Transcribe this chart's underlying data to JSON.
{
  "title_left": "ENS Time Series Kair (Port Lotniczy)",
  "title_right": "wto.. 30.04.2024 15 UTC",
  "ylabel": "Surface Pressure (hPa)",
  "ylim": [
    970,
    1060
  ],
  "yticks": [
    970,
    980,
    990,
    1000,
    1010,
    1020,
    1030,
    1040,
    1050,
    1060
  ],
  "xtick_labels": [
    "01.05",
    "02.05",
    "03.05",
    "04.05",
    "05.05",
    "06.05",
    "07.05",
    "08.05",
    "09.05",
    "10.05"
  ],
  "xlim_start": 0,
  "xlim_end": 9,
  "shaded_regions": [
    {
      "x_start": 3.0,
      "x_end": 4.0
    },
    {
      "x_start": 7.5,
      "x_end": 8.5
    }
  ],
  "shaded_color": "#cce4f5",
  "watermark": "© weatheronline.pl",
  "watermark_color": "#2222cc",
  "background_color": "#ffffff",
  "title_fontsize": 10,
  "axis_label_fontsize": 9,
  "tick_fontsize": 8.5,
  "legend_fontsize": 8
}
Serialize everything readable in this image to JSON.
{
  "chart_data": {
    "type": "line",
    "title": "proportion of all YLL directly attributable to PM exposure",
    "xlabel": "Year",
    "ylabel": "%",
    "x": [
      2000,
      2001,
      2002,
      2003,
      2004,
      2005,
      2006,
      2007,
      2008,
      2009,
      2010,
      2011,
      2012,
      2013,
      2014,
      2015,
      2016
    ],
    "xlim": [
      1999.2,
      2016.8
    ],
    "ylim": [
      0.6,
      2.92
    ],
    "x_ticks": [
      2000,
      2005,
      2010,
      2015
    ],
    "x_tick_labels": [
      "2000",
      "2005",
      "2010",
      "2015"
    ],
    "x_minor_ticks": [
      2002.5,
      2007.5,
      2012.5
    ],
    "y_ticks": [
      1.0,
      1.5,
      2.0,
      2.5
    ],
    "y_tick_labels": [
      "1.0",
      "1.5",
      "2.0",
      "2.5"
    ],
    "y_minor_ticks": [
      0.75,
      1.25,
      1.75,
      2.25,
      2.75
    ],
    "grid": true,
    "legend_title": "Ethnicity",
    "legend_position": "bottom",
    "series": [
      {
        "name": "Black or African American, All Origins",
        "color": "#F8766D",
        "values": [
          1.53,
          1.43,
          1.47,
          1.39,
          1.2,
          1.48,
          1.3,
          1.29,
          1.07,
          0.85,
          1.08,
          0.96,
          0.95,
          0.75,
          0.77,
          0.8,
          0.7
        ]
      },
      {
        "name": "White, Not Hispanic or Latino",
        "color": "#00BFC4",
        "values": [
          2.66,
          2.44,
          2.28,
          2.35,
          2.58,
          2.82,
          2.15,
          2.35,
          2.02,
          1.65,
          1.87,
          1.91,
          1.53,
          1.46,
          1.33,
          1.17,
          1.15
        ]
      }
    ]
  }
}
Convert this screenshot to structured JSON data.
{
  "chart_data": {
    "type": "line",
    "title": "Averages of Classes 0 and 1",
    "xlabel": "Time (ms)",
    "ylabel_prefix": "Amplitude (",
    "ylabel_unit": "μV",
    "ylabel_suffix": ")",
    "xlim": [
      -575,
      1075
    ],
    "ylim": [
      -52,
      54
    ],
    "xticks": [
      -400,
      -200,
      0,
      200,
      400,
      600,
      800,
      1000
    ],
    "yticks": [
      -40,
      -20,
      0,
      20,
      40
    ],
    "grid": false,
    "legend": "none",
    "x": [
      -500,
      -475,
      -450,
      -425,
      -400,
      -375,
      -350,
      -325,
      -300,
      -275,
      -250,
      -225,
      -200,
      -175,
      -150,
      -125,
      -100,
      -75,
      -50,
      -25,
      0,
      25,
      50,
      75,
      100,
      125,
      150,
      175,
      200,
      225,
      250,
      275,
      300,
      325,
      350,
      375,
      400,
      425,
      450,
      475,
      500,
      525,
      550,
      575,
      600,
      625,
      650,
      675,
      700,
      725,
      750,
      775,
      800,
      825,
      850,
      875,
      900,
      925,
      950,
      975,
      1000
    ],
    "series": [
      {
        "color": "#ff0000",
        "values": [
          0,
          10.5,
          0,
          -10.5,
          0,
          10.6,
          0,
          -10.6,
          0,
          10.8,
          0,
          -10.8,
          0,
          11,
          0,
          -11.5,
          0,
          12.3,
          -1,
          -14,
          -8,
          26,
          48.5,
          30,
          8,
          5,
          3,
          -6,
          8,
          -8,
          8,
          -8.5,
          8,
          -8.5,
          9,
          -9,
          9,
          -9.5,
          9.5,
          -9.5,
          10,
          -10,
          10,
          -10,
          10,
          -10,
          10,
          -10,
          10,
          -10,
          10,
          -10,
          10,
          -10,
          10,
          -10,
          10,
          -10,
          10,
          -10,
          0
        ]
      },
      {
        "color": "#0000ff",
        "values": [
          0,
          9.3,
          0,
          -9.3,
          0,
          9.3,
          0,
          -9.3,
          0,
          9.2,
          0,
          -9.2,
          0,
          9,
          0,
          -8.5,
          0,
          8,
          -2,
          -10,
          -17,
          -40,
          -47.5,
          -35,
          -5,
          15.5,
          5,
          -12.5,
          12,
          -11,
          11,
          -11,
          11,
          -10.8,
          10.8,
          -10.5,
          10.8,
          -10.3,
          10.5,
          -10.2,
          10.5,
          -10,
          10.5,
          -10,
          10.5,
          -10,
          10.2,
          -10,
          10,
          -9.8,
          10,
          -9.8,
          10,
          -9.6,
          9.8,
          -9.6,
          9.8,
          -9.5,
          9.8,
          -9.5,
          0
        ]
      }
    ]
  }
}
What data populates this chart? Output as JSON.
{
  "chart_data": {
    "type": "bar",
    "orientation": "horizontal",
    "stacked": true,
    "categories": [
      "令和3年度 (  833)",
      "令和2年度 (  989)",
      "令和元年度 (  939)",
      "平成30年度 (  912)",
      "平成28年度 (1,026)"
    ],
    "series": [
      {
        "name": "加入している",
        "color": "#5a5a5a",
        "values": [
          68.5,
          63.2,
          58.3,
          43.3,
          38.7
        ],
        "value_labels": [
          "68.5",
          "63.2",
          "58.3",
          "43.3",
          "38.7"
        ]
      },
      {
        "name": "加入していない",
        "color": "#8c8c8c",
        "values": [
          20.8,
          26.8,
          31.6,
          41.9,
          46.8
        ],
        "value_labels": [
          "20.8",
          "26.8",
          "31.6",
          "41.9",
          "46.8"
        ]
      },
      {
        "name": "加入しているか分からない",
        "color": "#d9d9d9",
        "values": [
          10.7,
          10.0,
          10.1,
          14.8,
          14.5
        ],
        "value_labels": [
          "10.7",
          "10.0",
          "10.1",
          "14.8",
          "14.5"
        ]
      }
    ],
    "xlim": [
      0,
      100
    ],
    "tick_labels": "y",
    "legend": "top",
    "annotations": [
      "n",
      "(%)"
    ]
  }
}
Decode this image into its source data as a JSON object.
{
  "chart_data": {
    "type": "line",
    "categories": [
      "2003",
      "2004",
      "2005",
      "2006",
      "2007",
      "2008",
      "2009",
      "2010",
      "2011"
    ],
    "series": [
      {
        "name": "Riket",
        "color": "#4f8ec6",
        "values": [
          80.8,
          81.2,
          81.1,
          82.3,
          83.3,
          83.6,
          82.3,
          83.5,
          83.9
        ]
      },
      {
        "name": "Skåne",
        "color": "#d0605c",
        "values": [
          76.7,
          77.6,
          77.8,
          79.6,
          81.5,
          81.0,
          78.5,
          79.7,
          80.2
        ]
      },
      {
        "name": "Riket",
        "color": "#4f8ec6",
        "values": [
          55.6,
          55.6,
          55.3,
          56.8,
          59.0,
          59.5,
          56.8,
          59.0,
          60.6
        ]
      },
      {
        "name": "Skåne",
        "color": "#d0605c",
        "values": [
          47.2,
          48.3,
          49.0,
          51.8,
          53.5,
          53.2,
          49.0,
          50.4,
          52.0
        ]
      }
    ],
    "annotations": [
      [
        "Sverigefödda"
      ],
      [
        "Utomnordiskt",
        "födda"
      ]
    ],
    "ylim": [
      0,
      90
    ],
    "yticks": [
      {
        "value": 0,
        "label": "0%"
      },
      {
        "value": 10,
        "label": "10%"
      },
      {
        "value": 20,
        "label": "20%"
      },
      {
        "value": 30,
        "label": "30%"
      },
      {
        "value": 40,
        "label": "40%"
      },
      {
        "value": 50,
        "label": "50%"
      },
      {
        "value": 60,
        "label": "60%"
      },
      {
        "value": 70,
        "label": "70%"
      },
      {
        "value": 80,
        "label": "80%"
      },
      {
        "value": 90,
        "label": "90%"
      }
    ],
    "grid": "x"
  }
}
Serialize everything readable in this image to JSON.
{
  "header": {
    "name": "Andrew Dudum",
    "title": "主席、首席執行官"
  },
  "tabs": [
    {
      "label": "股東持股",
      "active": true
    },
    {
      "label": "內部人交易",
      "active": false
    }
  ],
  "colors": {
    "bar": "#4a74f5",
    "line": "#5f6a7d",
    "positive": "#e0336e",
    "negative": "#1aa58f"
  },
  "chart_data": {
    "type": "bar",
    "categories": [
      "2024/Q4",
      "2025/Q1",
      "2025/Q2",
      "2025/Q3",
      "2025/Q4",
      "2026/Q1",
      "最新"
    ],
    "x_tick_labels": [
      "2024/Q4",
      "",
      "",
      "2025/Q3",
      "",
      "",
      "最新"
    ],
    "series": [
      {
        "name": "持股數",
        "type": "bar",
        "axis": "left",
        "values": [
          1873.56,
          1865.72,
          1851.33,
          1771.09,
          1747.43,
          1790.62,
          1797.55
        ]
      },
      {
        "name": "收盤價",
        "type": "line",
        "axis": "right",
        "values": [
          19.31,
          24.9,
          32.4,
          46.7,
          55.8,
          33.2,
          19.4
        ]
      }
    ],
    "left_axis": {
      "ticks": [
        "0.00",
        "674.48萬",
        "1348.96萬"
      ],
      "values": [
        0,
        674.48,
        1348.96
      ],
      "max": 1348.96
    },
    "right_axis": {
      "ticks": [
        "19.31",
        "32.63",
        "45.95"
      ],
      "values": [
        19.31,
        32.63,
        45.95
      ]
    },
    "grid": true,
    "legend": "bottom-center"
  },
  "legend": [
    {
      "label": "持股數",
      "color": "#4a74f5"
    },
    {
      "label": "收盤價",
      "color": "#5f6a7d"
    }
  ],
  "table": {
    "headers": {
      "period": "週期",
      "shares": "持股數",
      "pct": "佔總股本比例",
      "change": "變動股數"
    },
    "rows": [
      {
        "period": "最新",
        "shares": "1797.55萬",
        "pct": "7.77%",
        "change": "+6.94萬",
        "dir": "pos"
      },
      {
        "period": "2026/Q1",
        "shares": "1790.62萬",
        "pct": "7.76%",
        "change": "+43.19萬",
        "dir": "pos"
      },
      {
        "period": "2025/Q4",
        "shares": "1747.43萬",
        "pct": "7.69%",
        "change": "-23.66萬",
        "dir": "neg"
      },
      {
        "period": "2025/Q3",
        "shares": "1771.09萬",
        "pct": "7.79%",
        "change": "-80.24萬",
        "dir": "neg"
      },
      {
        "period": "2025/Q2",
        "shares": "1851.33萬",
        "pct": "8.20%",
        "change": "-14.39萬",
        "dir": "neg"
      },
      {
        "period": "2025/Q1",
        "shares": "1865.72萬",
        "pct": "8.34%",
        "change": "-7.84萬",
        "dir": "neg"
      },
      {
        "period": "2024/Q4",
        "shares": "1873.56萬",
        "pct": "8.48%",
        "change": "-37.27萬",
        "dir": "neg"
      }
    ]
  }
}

────────

▸ EXERCISE INSTRUCTIONS: Count the lines that hold the string "this", and reply with that number alone.

▸ RESULT: 6